──────── PROVIDED MATERIAL ────────

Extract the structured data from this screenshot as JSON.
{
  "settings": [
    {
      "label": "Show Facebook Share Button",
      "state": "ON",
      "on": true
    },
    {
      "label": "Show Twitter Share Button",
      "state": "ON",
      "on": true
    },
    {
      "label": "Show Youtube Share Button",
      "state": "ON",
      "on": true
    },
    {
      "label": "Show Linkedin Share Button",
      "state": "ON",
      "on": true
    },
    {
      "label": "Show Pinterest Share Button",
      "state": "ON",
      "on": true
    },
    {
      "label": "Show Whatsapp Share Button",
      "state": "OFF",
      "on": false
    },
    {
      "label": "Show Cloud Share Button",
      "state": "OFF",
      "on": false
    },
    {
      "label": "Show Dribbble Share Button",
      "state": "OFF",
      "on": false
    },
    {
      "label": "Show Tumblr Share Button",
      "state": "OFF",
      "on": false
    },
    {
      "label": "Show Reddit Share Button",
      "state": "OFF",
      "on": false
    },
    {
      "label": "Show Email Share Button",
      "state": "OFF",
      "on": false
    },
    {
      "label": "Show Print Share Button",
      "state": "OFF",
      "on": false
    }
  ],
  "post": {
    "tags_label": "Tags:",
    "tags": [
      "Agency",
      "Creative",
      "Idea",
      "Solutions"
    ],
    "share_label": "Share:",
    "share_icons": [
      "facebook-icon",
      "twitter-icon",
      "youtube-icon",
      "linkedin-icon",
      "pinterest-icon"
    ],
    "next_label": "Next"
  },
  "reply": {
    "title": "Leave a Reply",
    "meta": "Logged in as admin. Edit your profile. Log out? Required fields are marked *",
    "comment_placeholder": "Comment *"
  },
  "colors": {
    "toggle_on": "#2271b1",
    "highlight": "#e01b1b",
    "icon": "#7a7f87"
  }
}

────────

_WHAT IS EXPECTED_.
Find all lines where the word "Button" appears. Copy them.

_ANSWER BELOW_.
      "label": "Show Facebook Share Button",
      "label": "Show Twitter Share Button",
      "label": "Show Youtube Share Button",
      "label": "Show Linkedin Share Button",
      "label": "Show Pinterest Share Button",
      "label": "Show Whatsapp Share Button",
      "label": "Show Cloud Share Button",
      "label": "Show Dribbble Share Button",
      "label": "Show Tumblr Share Button",
      "label": "Show Reddit Share Button",
      "label": "Show Email Share Button",
      "label": "Show Print Share Button",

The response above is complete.